> DESCRIPTION OF THE TASK:
From the article on Verdon, South Dakota, output word for word the passage from "- Area code: 605" up to and including "behind only Hillsview.".

> PROVIDED PASSAGE:
------------------------------------
- Location in Brown County and the state of South Dakota
- Coordinates: 45°14′39″N 98°05′57″W﻿ / ﻿45.24417°N 98.09917°W
- Country: United States
- State: South Dakota
- County: Brown
- Incorporated: 1884

Area
- • Total: 0.25 sq mi (0.65 km^{2})
- • Land: 0.25 sq mi (0.65 km^{2})
- • Water: 0 sq mi (0.00 km^{2})
- Elevation: 1,303 ft (397 m)

Population (2020)
- • Total: 3
- • Density: 12/sq mi (4.6/km^{2})
- Time zone: UTC-6 (Central (CST))
- • Summer (DST): UTC-5 (CDT)
- Area code: 605
- FIPS code: 46-66660
- GNIS feature ID: 1267612

= Verdon, South Dakota =

Verdon is a town in southeastern Brown County, South Dakota, United States. The population was 3 at the 2020 census. Verdon is the second least populous municipality in South Dakota behind only Hillsview.

==History==
Verdon was platted in 1886. It was named after the city of Verdun, France. A post office was established at Verdon in 1887, and remained in operation until being discontinued in 1982. Verdon was served by a branch of the Chicago and Northwestern Railroad between Doland and Groton. The line was abandoned in 1970, with the last passenger service to the town being in 1965.

On January 12, 1888, a blizzard hit Verdon suddenly. Students in the township's school, located about a mile north of town along the railroad tracks, were stranded. A rescue party was organized and went to the school with a wagon set on the tracks. A human chain was formed and successfully ferried the students back to town safely on the wagon.

==Geography==

According to the United States Census Bureau, the town has a total area of 0.25 sqmi, all land.

==Demographics==

Historical population
| Census | Pop. | Note | %± |
| 1910 | 136 |  | — |
| 1920 | 90 |  | −33.8% |
| 1930 | 69 |  | −23.3% |
| 1940 | 65 |  | −5.8% |
| 1950 | 34 |  | −47.7% |
| 1960 | 28 |  | −17.6% |
| 1970 | 18 |  | −35.7% |
| 1980 | 7 |  | −61.1% |
| 1990 | 7 |  | 0.0% |
| 2000 | 6 |  | −14.3% |
| 2010 | 5 |  | −16.7% |
| 2020 | 3 |  | −40.0% |
U.S. Decennial Census 2018 Estimate

===2010 census===
As of the census of 2010, there were 5 people, 2 households, and 1 families residing in the town. The population density was 20.0 PD/sqmi. There were 4 housing units at an average density of 16.0 /sqmi. The racial makeup of the town was 100.0% White.
------------------------------------
> INFORMATION:

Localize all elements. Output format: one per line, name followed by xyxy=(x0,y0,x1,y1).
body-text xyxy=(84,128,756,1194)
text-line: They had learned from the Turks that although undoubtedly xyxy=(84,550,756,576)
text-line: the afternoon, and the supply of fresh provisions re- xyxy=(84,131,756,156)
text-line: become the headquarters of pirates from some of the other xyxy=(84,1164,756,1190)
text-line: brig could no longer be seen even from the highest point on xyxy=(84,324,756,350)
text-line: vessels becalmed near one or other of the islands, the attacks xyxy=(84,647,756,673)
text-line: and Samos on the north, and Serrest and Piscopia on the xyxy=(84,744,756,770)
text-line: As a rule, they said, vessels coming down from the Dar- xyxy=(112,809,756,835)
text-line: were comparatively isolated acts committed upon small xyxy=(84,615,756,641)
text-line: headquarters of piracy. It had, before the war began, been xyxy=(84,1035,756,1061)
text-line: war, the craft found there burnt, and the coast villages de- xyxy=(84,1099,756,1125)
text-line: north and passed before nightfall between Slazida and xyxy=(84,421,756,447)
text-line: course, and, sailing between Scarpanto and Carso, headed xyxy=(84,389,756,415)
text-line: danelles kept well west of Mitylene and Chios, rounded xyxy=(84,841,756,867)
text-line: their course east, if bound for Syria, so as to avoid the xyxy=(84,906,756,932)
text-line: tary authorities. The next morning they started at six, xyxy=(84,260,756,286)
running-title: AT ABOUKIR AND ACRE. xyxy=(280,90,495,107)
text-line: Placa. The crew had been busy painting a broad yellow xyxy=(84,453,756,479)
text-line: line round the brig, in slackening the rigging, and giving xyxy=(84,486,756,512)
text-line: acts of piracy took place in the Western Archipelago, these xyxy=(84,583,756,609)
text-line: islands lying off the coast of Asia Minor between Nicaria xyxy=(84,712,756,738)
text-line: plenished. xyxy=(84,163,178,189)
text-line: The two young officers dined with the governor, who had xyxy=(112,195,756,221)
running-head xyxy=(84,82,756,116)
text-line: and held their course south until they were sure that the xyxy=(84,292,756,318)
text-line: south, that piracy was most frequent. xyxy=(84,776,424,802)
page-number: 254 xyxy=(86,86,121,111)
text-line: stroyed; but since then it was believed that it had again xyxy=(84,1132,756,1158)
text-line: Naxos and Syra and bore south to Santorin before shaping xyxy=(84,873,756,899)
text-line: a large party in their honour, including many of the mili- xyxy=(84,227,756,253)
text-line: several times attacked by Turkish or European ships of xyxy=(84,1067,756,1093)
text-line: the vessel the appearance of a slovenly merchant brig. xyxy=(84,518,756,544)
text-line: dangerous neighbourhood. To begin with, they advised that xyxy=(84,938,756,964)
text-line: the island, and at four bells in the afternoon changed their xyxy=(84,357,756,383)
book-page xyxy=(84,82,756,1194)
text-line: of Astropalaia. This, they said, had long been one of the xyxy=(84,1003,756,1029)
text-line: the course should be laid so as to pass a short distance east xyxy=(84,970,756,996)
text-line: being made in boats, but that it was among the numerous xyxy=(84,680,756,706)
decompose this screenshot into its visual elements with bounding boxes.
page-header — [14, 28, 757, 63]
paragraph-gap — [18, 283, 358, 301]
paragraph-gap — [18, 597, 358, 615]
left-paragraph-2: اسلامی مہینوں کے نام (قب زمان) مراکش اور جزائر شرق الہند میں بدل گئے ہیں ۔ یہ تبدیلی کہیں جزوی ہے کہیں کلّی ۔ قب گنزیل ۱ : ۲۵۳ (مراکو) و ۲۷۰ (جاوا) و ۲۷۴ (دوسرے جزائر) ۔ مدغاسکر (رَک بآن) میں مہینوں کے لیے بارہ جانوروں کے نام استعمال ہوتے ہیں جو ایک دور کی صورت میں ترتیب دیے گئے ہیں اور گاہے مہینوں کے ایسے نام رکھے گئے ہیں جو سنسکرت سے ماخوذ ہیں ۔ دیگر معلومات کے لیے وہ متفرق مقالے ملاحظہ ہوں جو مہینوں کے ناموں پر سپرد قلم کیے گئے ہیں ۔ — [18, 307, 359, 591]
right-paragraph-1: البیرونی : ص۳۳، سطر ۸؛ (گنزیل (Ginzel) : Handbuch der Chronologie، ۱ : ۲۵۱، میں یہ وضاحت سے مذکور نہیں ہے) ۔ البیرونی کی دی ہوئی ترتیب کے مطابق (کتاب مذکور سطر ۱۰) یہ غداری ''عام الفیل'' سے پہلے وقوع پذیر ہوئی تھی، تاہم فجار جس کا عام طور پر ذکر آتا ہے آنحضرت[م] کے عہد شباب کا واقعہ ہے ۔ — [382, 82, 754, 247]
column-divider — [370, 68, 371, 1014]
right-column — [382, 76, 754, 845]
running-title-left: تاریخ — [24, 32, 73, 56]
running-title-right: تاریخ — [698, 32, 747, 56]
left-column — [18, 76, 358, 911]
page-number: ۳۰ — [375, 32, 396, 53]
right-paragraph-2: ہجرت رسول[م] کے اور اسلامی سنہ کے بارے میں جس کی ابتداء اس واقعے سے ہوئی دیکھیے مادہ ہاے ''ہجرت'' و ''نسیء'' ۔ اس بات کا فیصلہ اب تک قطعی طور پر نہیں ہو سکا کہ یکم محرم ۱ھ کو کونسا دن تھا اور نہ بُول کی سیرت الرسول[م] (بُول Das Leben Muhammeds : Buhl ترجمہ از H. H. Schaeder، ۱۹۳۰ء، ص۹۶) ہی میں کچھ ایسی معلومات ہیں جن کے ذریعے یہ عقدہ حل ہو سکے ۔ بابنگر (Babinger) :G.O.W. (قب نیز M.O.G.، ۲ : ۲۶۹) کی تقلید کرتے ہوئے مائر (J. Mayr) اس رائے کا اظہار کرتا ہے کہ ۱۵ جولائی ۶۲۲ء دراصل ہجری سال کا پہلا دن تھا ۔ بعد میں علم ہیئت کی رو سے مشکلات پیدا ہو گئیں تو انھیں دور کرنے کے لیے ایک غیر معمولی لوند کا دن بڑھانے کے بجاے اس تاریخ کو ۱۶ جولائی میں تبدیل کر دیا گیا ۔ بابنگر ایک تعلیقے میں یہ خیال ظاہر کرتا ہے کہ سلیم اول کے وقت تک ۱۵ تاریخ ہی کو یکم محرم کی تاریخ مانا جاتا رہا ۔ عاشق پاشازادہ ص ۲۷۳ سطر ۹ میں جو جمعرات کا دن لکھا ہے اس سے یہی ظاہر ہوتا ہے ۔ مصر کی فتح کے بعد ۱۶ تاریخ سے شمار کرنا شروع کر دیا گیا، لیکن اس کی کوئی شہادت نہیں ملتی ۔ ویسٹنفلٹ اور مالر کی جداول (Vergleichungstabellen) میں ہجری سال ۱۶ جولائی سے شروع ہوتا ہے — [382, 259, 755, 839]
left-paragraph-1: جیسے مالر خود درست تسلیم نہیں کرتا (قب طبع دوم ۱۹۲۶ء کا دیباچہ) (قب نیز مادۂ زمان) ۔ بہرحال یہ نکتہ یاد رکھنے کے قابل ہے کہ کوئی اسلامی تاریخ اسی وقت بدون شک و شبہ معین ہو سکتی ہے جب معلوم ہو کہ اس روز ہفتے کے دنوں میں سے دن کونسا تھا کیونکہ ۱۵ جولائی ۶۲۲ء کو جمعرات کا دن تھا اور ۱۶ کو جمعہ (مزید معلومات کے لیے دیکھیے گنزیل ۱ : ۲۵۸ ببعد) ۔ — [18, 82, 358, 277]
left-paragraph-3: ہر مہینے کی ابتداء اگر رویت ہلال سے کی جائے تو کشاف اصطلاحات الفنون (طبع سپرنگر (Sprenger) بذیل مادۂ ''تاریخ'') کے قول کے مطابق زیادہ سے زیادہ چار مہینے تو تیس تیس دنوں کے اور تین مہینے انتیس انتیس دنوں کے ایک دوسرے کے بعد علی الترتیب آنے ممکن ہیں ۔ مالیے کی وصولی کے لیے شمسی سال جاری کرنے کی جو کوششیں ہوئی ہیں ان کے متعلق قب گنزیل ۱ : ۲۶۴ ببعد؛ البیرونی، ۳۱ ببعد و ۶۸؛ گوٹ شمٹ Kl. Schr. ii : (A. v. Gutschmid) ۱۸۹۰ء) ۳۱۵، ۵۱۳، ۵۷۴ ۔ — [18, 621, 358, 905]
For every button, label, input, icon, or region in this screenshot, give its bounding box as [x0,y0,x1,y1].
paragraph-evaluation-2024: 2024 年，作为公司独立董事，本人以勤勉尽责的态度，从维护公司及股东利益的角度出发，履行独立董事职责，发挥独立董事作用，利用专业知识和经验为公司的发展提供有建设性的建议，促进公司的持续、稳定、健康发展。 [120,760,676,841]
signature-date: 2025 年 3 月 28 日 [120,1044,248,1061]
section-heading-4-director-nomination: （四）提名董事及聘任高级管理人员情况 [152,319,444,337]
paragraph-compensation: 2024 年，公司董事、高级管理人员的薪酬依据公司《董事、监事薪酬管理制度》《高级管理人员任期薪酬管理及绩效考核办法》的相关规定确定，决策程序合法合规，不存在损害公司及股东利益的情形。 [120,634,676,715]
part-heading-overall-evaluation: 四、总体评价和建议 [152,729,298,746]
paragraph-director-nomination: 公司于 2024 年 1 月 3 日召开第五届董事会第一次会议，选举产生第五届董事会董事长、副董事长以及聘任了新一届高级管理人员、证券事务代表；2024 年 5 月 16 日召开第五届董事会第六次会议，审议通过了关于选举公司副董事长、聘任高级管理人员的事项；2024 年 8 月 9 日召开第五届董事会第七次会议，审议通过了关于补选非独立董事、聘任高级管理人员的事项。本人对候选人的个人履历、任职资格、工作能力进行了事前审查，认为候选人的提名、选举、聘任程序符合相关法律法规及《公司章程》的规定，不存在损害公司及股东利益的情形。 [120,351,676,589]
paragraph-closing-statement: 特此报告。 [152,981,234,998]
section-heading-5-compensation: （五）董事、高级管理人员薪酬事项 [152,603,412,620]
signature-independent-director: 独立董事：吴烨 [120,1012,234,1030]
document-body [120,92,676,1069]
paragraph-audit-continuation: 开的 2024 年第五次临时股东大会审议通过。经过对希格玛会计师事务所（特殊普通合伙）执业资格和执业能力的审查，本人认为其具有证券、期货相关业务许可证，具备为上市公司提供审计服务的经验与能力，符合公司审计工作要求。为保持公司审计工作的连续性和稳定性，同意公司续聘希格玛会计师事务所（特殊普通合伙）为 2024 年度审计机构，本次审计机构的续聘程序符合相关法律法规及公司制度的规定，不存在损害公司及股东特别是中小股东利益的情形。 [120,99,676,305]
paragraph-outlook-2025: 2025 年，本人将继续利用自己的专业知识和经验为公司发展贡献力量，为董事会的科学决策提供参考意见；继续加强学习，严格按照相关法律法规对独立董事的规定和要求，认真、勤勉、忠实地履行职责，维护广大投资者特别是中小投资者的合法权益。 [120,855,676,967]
------------------------------------
> WORKED SOLUTION:
- Area code: 605
- FIPS code: 46-66660
- GNIS feature ID: 1267612

= Verdon, South Dakota =

Verdon is a town in southeastern Brown County, South Dakota, United States. The population was 3 at the 2020 census. Verdon is the second least populous municipality in South Dakota behind only Hillsview.